▸ **Stated goal**: Retype each line exactly. Skip images.

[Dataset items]
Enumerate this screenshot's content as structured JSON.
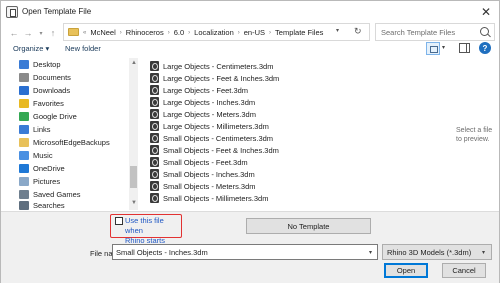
{
  "window": {
    "title": "Open Template File",
    "close_glyph": "✕"
  },
  "address": {
    "crumbs": [
      "McNeel",
      "Rhinoceros",
      "6.0",
      "Localization",
      "en-US",
      "Template Files"
    ],
    "search_placeholder": "Search Template Files"
  },
  "toolbar": {
    "organize": "Organize ▾",
    "new_folder": "New folder"
  },
  "nav": {
    "items": [
      {
        "label": "Desktop",
        "icon": "desktop-icon",
        "color": "#3a7bd5"
      },
      {
        "label": "Documents",
        "icon": "documents-icon",
        "color": "#8a8a8a"
      },
      {
        "label": "Downloads",
        "icon": "downloads-icon",
        "color": "#2a6fd1"
      },
      {
        "label": "Favorites",
        "icon": "star-icon",
        "color": "#e8b923"
      },
      {
        "label": "Google Drive",
        "icon": "google-drive-icon",
        "color": "#34a853"
      },
      {
        "label": "Links",
        "icon": "links-icon",
        "color": "#3a7bd5"
      },
      {
        "label": "MicrosoftEdgeBackups",
        "icon": "folder-icon",
        "color": "#e8c15a"
      },
      {
        "label": "Music",
        "icon": "music-icon",
        "color": "#4a90e2"
      },
      {
        "label": "OneDrive",
        "icon": "onedrive-icon",
        "color": "#1e78d6"
      },
      {
        "label": "Pictures",
        "icon": "pictures-icon",
        "color": "#8aa8c8"
      },
      {
        "label": "Saved Games",
        "icon": "saved-games-icon",
        "color": "#6f7f8f"
      },
      {
        "label": "Searches",
        "icon": "search-icon",
        "color": "#5f6f7f"
      }
    ]
  },
  "files": [
    "Large Objects - Centimeters.3dm",
    "Large Objects - Feet & Inches.3dm",
    "Large Objects - Feet.3dm",
    "Large Objects - Inches.3dm",
    "Large Objects - Meters.3dm",
    "Large Objects - Millimeters.3dm",
    "Small Objects - Centimeters.3dm",
    "Small Objects - Feet & Inches.3dm",
    "Small Objects - Feet.3dm",
    "Small Objects - Inches.3dm",
    "Small Objects - Meters.3dm",
    "Small Objects - Millimeters.3dm"
  ],
  "preview_text": "Select a file to preview.",
  "bottom": {
    "use_when_starts_line1": "Use this file when",
    "use_when_starts_line2": "Rhino starts",
    "no_template": "No Template",
    "file_name_label": "File name:",
    "file_name_value": "Small Objects - Inches.3dm",
    "file_type": "Rhino 3D Models (*.3dm)",
    "open": "Open",
    "cancel": "Cancel"
  }
}
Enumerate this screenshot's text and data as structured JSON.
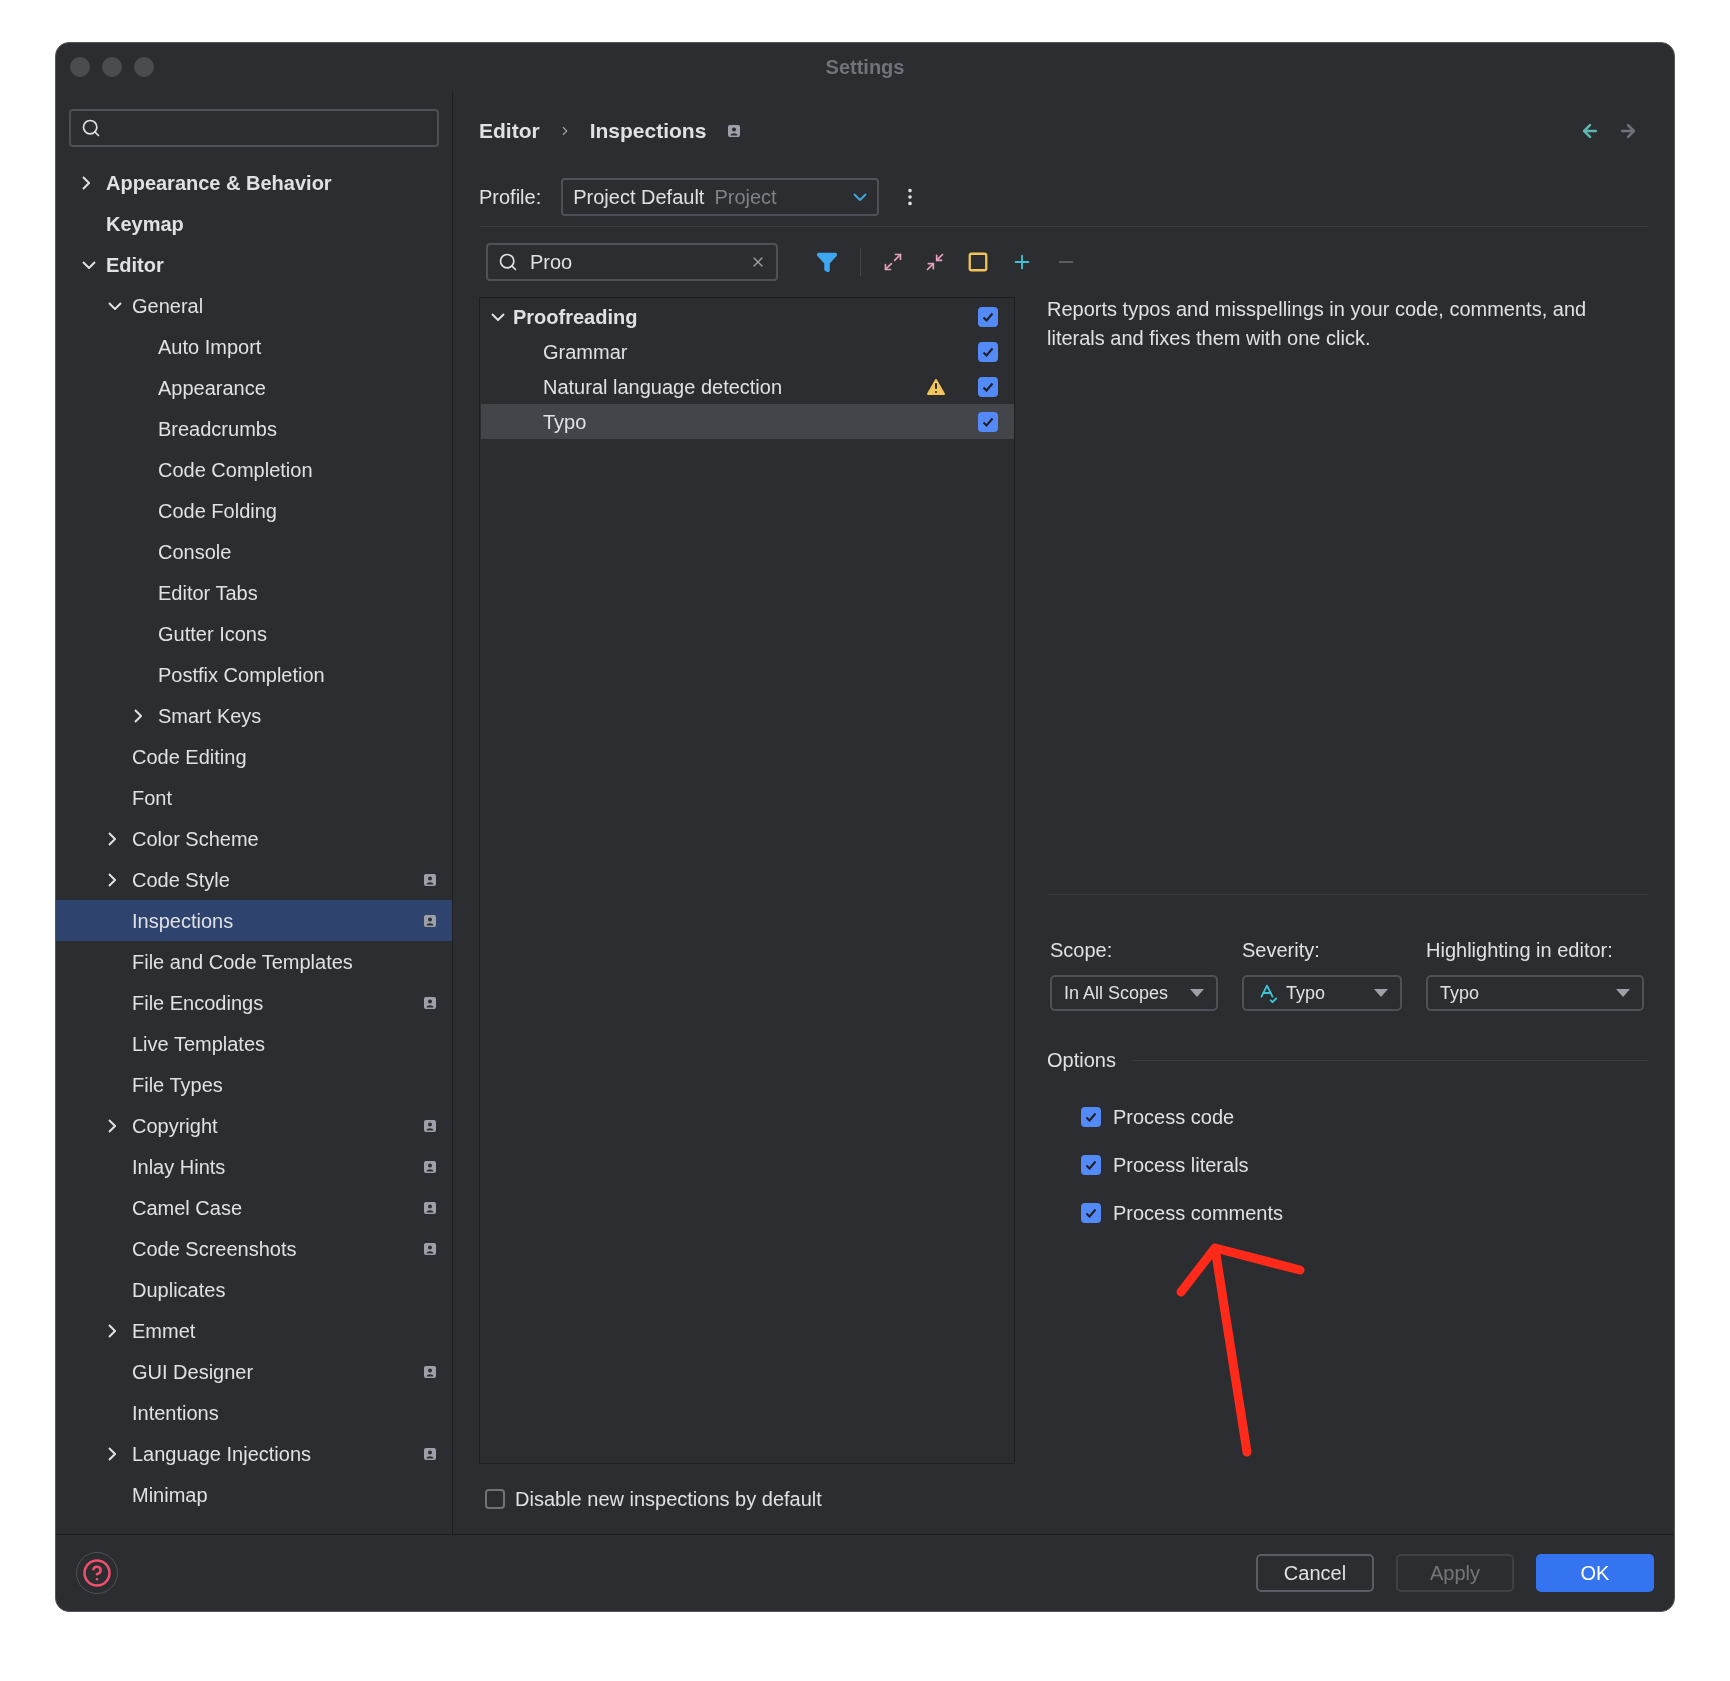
{
  "window": {
    "title": "Settings"
  },
  "sidebar": {
    "items": [
      {
        "label": "Appearance & Behavior",
        "bold": true,
        "expanded": false,
        "selected": false,
        "scoped": false
      },
      {
        "label": "Keymap",
        "bold": true,
        "selected": false,
        "scoped": false
      },
      {
        "label": "Editor",
        "bold": true,
        "expanded": true,
        "selected": false,
        "scoped": false,
        "children": [
          {
            "label": "General",
            "bold": false,
            "expanded": true,
            "selected": false,
            "scoped": false,
            "children": [
              {
                "label": "Auto Import",
                "bold": false,
                "selected": false,
                "scoped": false
              },
              {
                "label": "Appearance",
                "bold": false,
                "selected": false,
                "scoped": false
              },
              {
                "label": "Breadcrumbs",
                "bold": false,
                "selected": false,
                "scoped": false
              },
              {
                "label": "Code Completion",
                "bold": false,
                "selected": false,
                "scoped": false
              },
              {
                "label": "Code Folding",
                "bold": false,
                "selected": false,
                "scoped": false
              },
              {
                "label": "Console",
                "bold": false,
                "selected": false,
                "scoped": false
              },
              {
                "label": "Editor Tabs",
                "bold": false,
                "selected": false,
                "scoped": false
              },
              {
                "label": "Gutter Icons",
                "bold": false,
                "selected": false,
                "scoped": false
              },
              {
                "label": "Postfix Completion",
                "bold": false,
                "selected": false,
                "scoped": false
              },
              {
                "label": "Smart Keys",
                "bold": false,
                "expanded": false,
                "selected": false,
                "scoped": false
              }
            ]
          },
          {
            "label": "Code Editing",
            "bold": false,
            "selected": false,
            "scoped": false
          },
          {
            "label": "Font",
            "bold": false,
            "selected": false,
            "scoped": false
          },
          {
            "label": "Color Scheme",
            "bold": false,
            "expanded": false,
            "selected": false,
            "scoped": false
          },
          {
            "label": "Code Style",
            "bold": false,
            "expanded": false,
            "selected": false,
            "scoped": true
          },
          {
            "label": "Inspections",
            "bold": false,
            "selected": true,
            "scoped": true
          },
          {
            "label": "File and Code Templates",
            "bold": false,
            "selected": false,
            "scoped": false
          },
          {
            "label": "File Encodings",
            "bold": false,
            "selected": false,
            "scoped": true
          },
          {
            "label": "Live Templates",
            "bold": false,
            "selected": false,
            "scoped": false
          },
          {
            "label": "File Types",
            "bold": false,
            "selected": false,
            "scoped": false
          },
          {
            "label": "Copyright",
            "bold": false,
            "expanded": false,
            "selected": false,
            "scoped": true
          },
          {
            "label": "Inlay Hints",
            "bold": false,
            "selected": false,
            "scoped": true
          },
          {
            "label": "Camel Case",
            "bold": false,
            "selected": false,
            "scoped": true
          },
          {
            "label": "Code Screenshots",
            "bold": false,
            "selected": false,
            "scoped": true
          },
          {
            "label": "Duplicates",
            "bold": false,
            "selected": false,
            "scoped": false
          },
          {
            "label": "Emmet",
            "bold": false,
            "expanded": false,
            "selected": false,
            "scoped": false
          },
          {
            "label": "GUI Designer",
            "bold": false,
            "selected": false,
            "scoped": true
          },
          {
            "label": "Intentions",
            "bold": false,
            "selected": false,
            "scoped": false
          },
          {
            "label": "Language Injections",
            "bold": false,
            "expanded": false,
            "selected": false,
            "scoped": true
          },
          {
            "label": "Minimap",
            "bold": false,
            "selected": false,
            "scoped": false
          }
        ]
      }
    ]
  },
  "header": {
    "breadcrumb": [
      "Editor",
      "Inspections"
    ],
    "scoped": true
  },
  "profile": {
    "label": "Profile:",
    "value": "Project Default",
    "hint": "Project"
  },
  "filter": {
    "value": "Proo"
  },
  "inspections": [
    {
      "label": "Proofreading",
      "expanded": true,
      "checked": true,
      "selected": false,
      "warning": false,
      "children": [
        {
          "label": "Grammar",
          "checked": true,
          "selected": false,
          "warning": false
        },
        {
          "label": "Natural language detection",
          "checked": true,
          "selected": false,
          "warning": true
        },
        {
          "label": "Typo",
          "checked": true,
          "selected": true,
          "warning": false
        }
      ]
    }
  ],
  "description": "Reports typos and misspellings in your code, comments, and literals and fixes them with one click.",
  "scope": {
    "label": "Scope:",
    "value": "In All Scopes"
  },
  "severity": {
    "label": "Severity:",
    "value": "Typo"
  },
  "highlighting": {
    "label": "Highlighting in editor:",
    "value": "Typo"
  },
  "options": {
    "title": "Options",
    "items": [
      {
        "label": "Process code",
        "checked": true
      },
      {
        "label": "Process literals",
        "checked": true
      },
      {
        "label": "Process comments",
        "checked": true
      }
    ]
  },
  "disable_new": {
    "label": "Disable new inspections by default",
    "checked": false
  },
  "buttons": [
    {
      "label": "Cancel",
      "kind": "secondary",
      "disabled": false
    },
    {
      "label": "Apply",
      "kind": "secondary",
      "disabled": true
    },
    {
      "label": "OK",
      "kind": "primary",
      "disabled": false
    }
  ]
}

▸ **Task solution**:
Enumerate this screenshot's content as structured JSON.
{
  "window": {
    "title": "Open Template File",
    "close_glyph": "✕"
  },
  "address": {
    "crumbs": [
      "McNeel",
      "Rhinoceros",
      "6.0",
      "Localization",
      "en-US",
      "Template Files"
    ],
    "search_placeholder": "Search Template Files"
  },
  "toolbar": {
    "organize": "Organize ▾",
    "new_folder": "New folder"
  },
  "nav": {
    "items": [
      {
        "label": "Desktop",
        "icon": "desktop-icon",
        "color": "#3a7bd5"
      },
      {
        "label": "Documents",
        "icon": "documents-icon",
        "color": "#8a8a8a"
      },
      {
        "label": "Downloads",
        "icon": "downloads-icon",
        "color": "#2a6fd1"
      },
      {
        "label": "Favorites",
        "icon": "star-icon",
        "color": "#e8b923"
      },
      {
        "label": "Google Drive",
        "icon": "google-drive-icon",
        "color": "#34a853"
      },
      {
        "label": "Links",
        "icon": "links-icon",
        "color": "#3a7bd5"
      },
      {
        "label": "MicrosoftEdgeBackups",
        "icon": "folder-icon",
        "color": "#e8c15a"
      },
      {
        "label": "Music",
        "icon": "music-icon",
        "color": "#4a90e2"
      },
      {
        "label": "OneDrive",
        "icon": "onedrive-icon",
        "color": "#1e78d6"
      },
      {
        "label": "Pictures",
        "icon": "pictures-icon",
        "color": "#8aa8c8"
      },
      {
        "label": "Saved Games",
        "icon": "saved-games-icon",
        "color": "#6f7f8f"
      },
      {
        "label": "Searches",
        "icon": "search-icon",
        "color": "#5f6f7f"
      }
    ]
  },
  "files": [
    "Large Objects - Centimeters.3dm",
    "Large Objects - Feet & Inches.3dm",
    "Large Objects - Feet.3dm",
    "Large Objects - Inches.3dm",
    "Large Objects - Meters.3dm",
    "Large Objects - Millimeters.3dm",
    "Small Objects - Centimeters.3dm",
    "Small Objects - Feet & Inches.3dm",
    "Small Objects - Feet.3dm",
    "Small Objects - Inches.3dm",
    "Small Objects - Meters.3dm",
    "Small Objects - Millimeters.3dm"
  ],
  "preview_text": "Select a file to preview.",
  "bottom": {
    "use_when_starts_line1": "Use this file when",
    "use_when_starts_line2": "Rhino starts",
    "no_template": "No Template",
    "file_name_label": "File name:",
    "file_name_value": "Small Objects - Inches.3dm",
    "file_type": "Rhino 3D Models (*.3dm)",
    "open": "Open",
    "cancel": "Cancel"
  }
}
Enumerate this screenshot's text and data as structured JSON.
{
  "window": {
    "title": "Settings"
  },
  "sidebar": {
    "items": [
      {
        "label": "Appearance & Behavior",
        "bold": true,
        "expanded": false,
        "selected": false,
        "scoped": false
      },
      {
        "label": "Keymap",
        "bold": true,
        "selected": false,
        "scoped": false
      },
      {
        "label": "Editor",
        "bold": true,
        "expanded": true,
        "selected": false,
        "scoped": false,
        "children": [
          {
            "label": "General",
            "bold": false,
            "expanded": true,
            "selected": false,
            "scoped": false,
            "children": [
              {
                "label": "Auto Import",
                "bold": false,
                "selected": false,
                "scoped": false
              },
              {
                "label": "Appearance",
                "bold": false,
                "selected": false,
                "scoped": false
              },
              {
                "label": "Breadcrumbs",
                "bold": false,
                "selected": false,
                "scoped": false
              },
              {
                "label": "Code Completion",
                "bold": false,
                "selected": false,
                "scoped": false
              },
              {
                "label": "Code Folding",
                "bold": false,
                "selected": false,
                "scoped": false
              },
              {
                "label": "Console",
                "bold": false,
                "selected": false,
                "scoped": false
              },
              {
                "label": "Editor Tabs",
                "bold": false,
                "selected": false,
                "scoped": false
              },
              {
                "label": "Gutter Icons",
                "bold": false,
                "selected": false,
                "scoped": false
              },
              {
                "label": "Postfix Completion",
                "bold": false,
                "selected": false,
                "scoped": false
              },
              {
                "label": "Smart Keys",
                "bold": false,
                "expanded": false,
                "selected": false,
                "scoped": false
              }
            ]
          },
          {
            "label": "Code Editing",
            "bold": false,
            "selected": false,
            "scoped": false
          },
          {
            "label": "Font",
            "bold": false,
            "selected": false,
            "scoped": false
          },
          {
            "label": "Color Scheme",
            "bold": false,
            "expanded": false,
            "selected": false,
            "scoped": false
          },
          {
            "label": "Code Style",
            "bold": false,
            "expanded": false,
            "selected": false,
            "scoped": true
          },
          {
            "label": "Inspections",
            "bold": false,
            "selected": true,
            "scoped": true
          },
          {
            "label": "File and Code Templates",
            "bold": false,
            "selected": false,
            "scoped": false
          },
          {
            "label": "File Encodings",
            "bold": false,
            "selected": false,
            "scoped": true
          },
          {
            "label": "Live Templates",
            "bold": false,
            "selected": false,
            "scoped": false
          },
          {
            "label": "File Types",
            "bold": false,
            "selected": false,
            "scoped": false
          },
          {
            "label": "Copyright",
            "bold": false,
            "expanded": false,
            "selected": false,
            "scoped": true
          },
          {
            "label": "Inlay Hints",
            "bold": false,
            "selected": false,
            "scoped": true
          },
          {
            "label": "Camel Case",
            "bold": false,
            "selected": false,
            "scoped": true
          },
          {
            "label": "Code Screenshots",
            "bold": false,
            "selected": false,
            "scoped": true
          },
          {
            "label": "Duplicates",
            "bold": false,
            "selected": false,
            "scoped": false
          },
          {
            "label": "Emmet",
            "bold": false,
            "expanded": false,
            "selected": false,
            "scoped": false
          },
          {
            "label": "GUI Designer",
            "bold": false,
            "selected": false,
            "scoped": true
          },
          {
            "label": "Intentions",
            "bold": false,
            "selected": false,
            "scoped": false
          },
          {
            "label": "Language Injections",
            "bold": false,
            "expanded": false,
            "selected": false,
            "scoped": true
          },
          {
            "label": "Minimap",
            "bold": false,
            "selected": false,
            "scoped": false
          }
        ]
      }
    ]
  },
  "header": {
    "breadcrumb": [
      "Editor",
      "Inspections"
    ],
    "scoped": true
  },
  "profile": {
    "label": "Profile:",
    "value": "Project Default",
    "hint": "Project"
  },
  "filter": {
    "value": "Proo"
  },
  "inspections": [
    {
      "label": "Proofreading",
      "expanded": true,
      "checked": true,
      "selected": false,
      "warning": false,
      "children": [
        {
          "label": "Grammar",
          "checked": true,
          "selected": false,
          "warning": false
        },
        {
          "label": "Natural language detection",
          "checked": true,
          "selected": false,
          "warning": true
        },
        {
          "label": "Typo",
          "checked": true,
          "selected": true,
          "warning": false
        }
      ]
    }
  ],
  "description": "Reports typos and misspellings in your code, comments, and literals and fixes them with one click.",
  "scope": {
    "label": "Scope:",
    "value": "In All Scopes"
  },
  "severity": {
    "label": "Severity:",
    "value": "Typo"
  },
  "highlighting": {
    "label": "Highlighting in editor:",
    "value": "Typo"
  },
  "options": {
    "title": "Options",
    "items": [
      {
        "label": "Process code",
        "checked": true
      },
      {
        "label": "Process literals",
        "checked": true
      },
      {
        "label": "Process comments",
        "checked": true
      }
    ]
  },
  "disable_new": {
    "label": "Disable new inspections by default",
    "checked": false
  },
  "buttons": [
    {
      "label": "Cancel",
      "kind": "secondary",
      "disabled": false
    },
    {
      "label": "Apply",
      "kind": "secondary",
      "disabled": true
    },
    {
      "label": "OK",
      "kind": "primary",
      "disabled": false
    }
  ]
}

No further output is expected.